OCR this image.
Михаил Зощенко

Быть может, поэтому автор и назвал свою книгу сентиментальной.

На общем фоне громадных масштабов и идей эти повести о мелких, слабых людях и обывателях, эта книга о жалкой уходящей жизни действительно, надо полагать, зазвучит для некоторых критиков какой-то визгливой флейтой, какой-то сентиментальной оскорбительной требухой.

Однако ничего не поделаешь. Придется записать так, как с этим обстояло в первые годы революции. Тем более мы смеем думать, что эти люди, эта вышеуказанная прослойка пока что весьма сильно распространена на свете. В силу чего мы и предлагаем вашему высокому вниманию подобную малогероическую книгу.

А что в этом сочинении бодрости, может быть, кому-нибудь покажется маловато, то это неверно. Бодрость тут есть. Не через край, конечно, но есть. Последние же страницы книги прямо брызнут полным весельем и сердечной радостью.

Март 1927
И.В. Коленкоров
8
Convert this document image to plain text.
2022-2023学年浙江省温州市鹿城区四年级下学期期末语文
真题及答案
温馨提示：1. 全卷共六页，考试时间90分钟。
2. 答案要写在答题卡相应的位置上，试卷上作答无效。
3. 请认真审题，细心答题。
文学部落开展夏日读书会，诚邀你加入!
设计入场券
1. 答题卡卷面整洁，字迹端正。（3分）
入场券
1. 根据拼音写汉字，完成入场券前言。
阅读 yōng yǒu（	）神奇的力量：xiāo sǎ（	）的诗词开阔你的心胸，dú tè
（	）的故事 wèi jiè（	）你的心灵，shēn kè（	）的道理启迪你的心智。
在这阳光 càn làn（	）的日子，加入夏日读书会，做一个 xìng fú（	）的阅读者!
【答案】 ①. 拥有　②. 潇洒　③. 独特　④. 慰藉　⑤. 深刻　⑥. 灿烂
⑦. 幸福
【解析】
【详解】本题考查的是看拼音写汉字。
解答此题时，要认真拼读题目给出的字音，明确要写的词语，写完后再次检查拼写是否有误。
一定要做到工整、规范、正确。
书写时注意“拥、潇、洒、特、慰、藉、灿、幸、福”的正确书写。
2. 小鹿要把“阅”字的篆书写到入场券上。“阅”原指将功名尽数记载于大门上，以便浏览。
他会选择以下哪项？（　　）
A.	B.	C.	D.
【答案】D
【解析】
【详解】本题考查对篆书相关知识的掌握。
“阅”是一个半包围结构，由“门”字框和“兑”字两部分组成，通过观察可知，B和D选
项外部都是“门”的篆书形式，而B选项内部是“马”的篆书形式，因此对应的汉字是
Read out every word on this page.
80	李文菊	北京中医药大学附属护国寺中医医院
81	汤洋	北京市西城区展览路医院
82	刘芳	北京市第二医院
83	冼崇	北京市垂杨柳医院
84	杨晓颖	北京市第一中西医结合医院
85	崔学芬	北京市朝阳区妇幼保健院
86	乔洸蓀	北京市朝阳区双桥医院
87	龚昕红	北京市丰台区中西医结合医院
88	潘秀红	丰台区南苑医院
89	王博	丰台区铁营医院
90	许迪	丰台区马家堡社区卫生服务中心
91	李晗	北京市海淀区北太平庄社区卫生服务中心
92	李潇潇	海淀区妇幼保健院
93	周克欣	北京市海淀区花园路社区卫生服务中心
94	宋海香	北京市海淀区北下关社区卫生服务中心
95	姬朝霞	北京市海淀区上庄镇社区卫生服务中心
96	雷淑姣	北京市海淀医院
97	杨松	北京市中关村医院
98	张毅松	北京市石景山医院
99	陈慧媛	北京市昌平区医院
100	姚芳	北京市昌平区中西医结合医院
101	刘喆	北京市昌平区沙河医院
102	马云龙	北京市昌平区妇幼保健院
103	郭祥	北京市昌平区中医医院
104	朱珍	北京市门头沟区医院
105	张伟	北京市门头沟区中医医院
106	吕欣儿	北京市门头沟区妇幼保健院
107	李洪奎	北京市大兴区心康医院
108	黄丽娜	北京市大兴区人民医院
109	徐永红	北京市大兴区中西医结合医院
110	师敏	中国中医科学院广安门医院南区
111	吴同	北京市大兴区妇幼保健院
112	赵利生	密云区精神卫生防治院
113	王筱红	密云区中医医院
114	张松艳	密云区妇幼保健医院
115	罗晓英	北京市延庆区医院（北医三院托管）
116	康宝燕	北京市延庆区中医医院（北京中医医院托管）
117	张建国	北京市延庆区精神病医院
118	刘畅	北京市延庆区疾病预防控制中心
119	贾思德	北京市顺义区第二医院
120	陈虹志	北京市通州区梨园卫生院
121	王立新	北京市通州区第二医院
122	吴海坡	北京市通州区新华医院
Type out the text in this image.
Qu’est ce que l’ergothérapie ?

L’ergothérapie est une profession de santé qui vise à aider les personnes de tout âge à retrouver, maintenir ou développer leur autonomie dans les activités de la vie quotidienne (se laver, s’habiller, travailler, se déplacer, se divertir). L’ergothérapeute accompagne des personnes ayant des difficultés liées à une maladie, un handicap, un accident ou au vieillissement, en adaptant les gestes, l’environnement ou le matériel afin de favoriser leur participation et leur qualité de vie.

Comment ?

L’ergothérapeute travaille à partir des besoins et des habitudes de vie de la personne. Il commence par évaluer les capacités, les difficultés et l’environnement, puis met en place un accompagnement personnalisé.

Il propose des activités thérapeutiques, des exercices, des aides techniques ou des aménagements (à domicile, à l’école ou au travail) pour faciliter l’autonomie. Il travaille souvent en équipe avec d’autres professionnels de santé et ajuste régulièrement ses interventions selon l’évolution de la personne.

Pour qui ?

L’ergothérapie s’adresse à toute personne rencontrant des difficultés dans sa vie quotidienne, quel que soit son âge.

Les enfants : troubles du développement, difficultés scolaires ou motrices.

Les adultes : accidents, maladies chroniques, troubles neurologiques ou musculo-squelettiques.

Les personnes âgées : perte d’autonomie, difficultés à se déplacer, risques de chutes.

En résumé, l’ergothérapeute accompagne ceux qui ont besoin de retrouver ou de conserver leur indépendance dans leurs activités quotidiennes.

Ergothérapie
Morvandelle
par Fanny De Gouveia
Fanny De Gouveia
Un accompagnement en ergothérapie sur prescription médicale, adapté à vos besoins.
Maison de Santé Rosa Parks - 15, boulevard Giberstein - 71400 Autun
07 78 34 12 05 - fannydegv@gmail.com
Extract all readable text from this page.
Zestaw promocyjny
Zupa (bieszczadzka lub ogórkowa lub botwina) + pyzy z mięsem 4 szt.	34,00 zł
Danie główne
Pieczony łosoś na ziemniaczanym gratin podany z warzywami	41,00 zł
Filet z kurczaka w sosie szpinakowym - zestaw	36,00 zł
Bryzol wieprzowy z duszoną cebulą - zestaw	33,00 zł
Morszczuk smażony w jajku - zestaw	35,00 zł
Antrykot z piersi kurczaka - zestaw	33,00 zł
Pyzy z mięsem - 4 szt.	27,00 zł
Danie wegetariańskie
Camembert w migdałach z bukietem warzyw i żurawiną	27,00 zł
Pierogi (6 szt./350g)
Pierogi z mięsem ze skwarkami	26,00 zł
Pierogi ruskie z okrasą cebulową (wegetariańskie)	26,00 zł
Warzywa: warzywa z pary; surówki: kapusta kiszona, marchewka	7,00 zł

STATED EXERCISE: Go through the listing above and restate it word for word.

RESPONSE:
OCR this image.
Михаил Зощенко

Быть может, поэтому автор и назвал свою книгу сентиментальной.

На общем фоне громадных масштабов и идей эти повести о мелких, слабых людях и обывателях, эта книга о жалкой уходящей жизни действительно, надо полагать, зазвучит для некоторых критиков какой-то визгливой флейтой, какой-то сентиментальной оскорбительной требухой.

Однако ничего не поделаешь. Придется записать так, как с этим обстояло в первые годы революции. Тем более мы смеем думать, что эти люди, эта вышеуказанная прослойка пока что весьма сильно распространена на свете. В силу чего мы и предлагаем вашему высокому вниманию подобную малогероическую книгу.

А что в этом сочинении бодрости, может быть, кому-нибудь покажется маловато, то это неверно. Бодрость тут есть. Не через край, конечно, но есть. Последние же страницы книги прямо брызнут полным весельем и сердечной радостью.

Март 1927
И.В. Коленкоров
8
Convert this document image to plain text.
2022-2023学年浙江省温州市鹿城区四年级下学期期末语文
真题及答案
温馨提示：1. 全卷共六页，考试时间90分钟。
2. 答案要写在答题卡相应的位置上，试卷上作答无效。
3. 请认真审题，细心答题。
文学部落开展夏日读书会，诚邀你加入!
设计入场券
1. 答题卡卷面整洁，字迹端正。（3分）
入场券
1. 根据拼音写汉字，完成入场券前言。
阅读 yōng yǒu（	）神奇的力量：xiāo sǎ（	）的诗词开阔你的心胸，dú tè
（	）的故事 wèi jiè（	）你的心灵，shēn kè（	）的道理启迪你的心智。
在这阳光 càn làn（	）的日子，加入夏日读书会，做一个 xìng fú（	）的阅读者!
【答案】 ①. 拥有　②. 潇洒　③. 独特　④. 慰藉　⑤. 深刻　⑥. 灿烂
⑦. 幸福
【解析】
【详解】本题考查的是看拼音写汉字。
解答此题时，要认真拼读题目给出的字音，明确要写的词语，写完后再次检查拼写是否有误。
一定要做到工整、规范、正确。
书写时注意“拥、潇、洒、特、慰、藉、灿、幸、福”的正确书写。
2. 小鹿要把“阅”字的篆书写到入场券上。“阅”原指将功名尽数记载于大门上，以便浏览。
他会选择以下哪项？（　　）
A.	B.	C.	D.
【答案】D
【解析】
【详解】本题考查对篆书相关知识的掌握。
“阅”是一个半包围结构，由“门”字框和“兑”字两部分组成，通过观察可知，B和D选
项外部都是“门”的篆书形式，而B选项内部是“马”的篆书形式，因此对应的汉字是
Read out every word on this page.
80	李文菊	北京中医药大学附属护国寺中医医院
81	汤洋	北京市西城区展览路医院
82	刘芳	北京市第二医院
83	冼崇	北京市垂杨柳医院
84	杨晓颖	北京市第一中西医结合医院
85	崔学芬	北京市朝阳区妇幼保健院
86	乔洸蓀	北京市朝阳区双桥医院
87	龚昕红	北京市丰台区中西医结合医院
88	潘秀红	丰台区南苑医院
89	王博	丰台区铁营医院
90	许迪	丰台区马家堡社区卫生服务中心
91	李晗	北京市海淀区北太平庄社区卫生服务中心
92	李潇潇	海淀区妇幼保健院
93	周克欣	北京市海淀区花园路社区卫生服务中心
94	宋海香	北京市海淀区北下关社区卫生服务中心
95	姬朝霞	北京市海淀区上庄镇社区卫生服务中心
96	雷淑姣	北京市海淀医院
97	杨松	北京市中关村医院
98	张毅松	北京市石景山医院
99	陈慧媛	北京市昌平区医院
100	姚芳	北京市昌平区中西医结合医院
101	刘喆	北京市昌平区沙河医院
102	马云龙	北京市昌平区妇幼保健院
103	郭祥	北京市昌平区中医医院
104	朱珍	北京市门头沟区医院
105	张伟	北京市门头沟区中医医院
106	吕欣儿	北京市门头沟区妇幼保健院
107	李洪奎	北京市大兴区心康医院
108	黄丽娜	北京市大兴区人民医院
109	徐永红	北京市大兴区中西医结合医院
110	师敏	中国中医科学院广安门医院南区
111	吴同	北京市大兴区妇幼保健院
112	赵利生	密云区精神卫生防治院
113	王筱红	密云区中医医院
114	张松艳	密云区妇幼保健医院
115	罗晓英	北京市延庆区医院（北医三院托管）
116	康宝燕	北京市延庆区中医医院（北京中医医院托管）
117	张建国	北京市延庆区精神病医院
118	刘畅	北京市延庆区疾病预防控制中心
119	贾思德	北京市顺义区第二医院
120	陈虹志	北京市通州区梨园卫生院
121	王立新	北京市通州区第二医院
122	吴海坡	北京市通州区新华医院
Type out the text in this image.
Qu’est ce que l’ergothérapie ?

L’ergothérapie est une profession de santé qui vise à aider les personnes de tout âge à retrouver, maintenir ou développer leur autonomie dans les activités de la vie quotidienne (se laver, s’habiller, travailler, se déplacer, se divertir). L’ergothérapeute accompagne des personnes ayant des difficultés liées à une maladie, un handicap, un accident ou au vieillissement, en adaptant les gestes, l’environnement ou le matériel afin de favoriser leur participation et leur qualité de vie.

Comment ?

L’ergothérapeute travaille à partir des besoins et des habitudes de vie de la personne. Il commence par évaluer les capacités, les difficultés et l’environnement, puis met en place un accompagnement personnalisé.

Il propose des activités thérapeutiques, des exercices, des aides techniques ou des aménagements (à domicile, à l’école ou au travail) pour faciliter l’autonomie. Il travaille souvent en équipe avec d’autres professionnels de santé et ajuste régulièrement ses interventions selon l’évolution de la personne.

Pour qui ?

L’ergothérapie s’adresse à toute personne rencontrant des difficultés dans sa vie quotidienne, quel que soit son âge.

Les enfants : troubles du développement, difficultés scolaires ou motrices.

Les adultes : accidents, maladies chroniques, troubles neurologiques ou musculo-squelettiques.

Les personnes âgées : perte d’autonomie, difficultés à se déplacer, risques de chutes.

En résumé, l’ergothérapeute accompagne ceux qui ont besoin de retrouver ou de conserver leur indépendance dans leurs activités quotidiennes.

Ergothérapie
Morvandelle
par Fanny De Gouveia
Fanny De Gouveia
Un accompagnement en ergothérapie sur prescription médicale, adapté à vos besoins.
Maison de Santé Rosa Parks - 15, boulevard Giberstein - 71400 Autun
07 78 34 12 05 - fannydegv@gmail.com
Extract all readable text from this page.
Zestaw promocyjny
Zupa (bieszczadzka lub ogórkowa lub botwina) + pyzy z mięsem 4 szt.	34,00 zł
Danie główne
Pieczony łosoś na ziemniaczanym gratin podany z warzywami	41,00 zł
Filet z kurczaka w sosie szpinakowym - zestaw	36,00 zł
Bryzol wieprzowy z duszoną cebulą - zestaw	33,00 zł
Morszczuk smażony w jajku - zestaw	35,00 zł
Antrykot z piersi kurczaka - zestaw	33,00 zł
Pyzy z mięsem - 4 szt.	27,00 zł
Danie wegetariańskie
Camembert w migdałach z bukietem warzyw i żurawiną	27,00 zł
Pierogi (6 szt./350g)
Pierogi z mięsem ze skwarkami	26,00 zł
Pierogi ruskie z okrasą cebulową (wegetariańskie)	26,00 zł
Warzywa: warzywa z pary; surówki: kapusta kiszona, marchewka	7,00 zł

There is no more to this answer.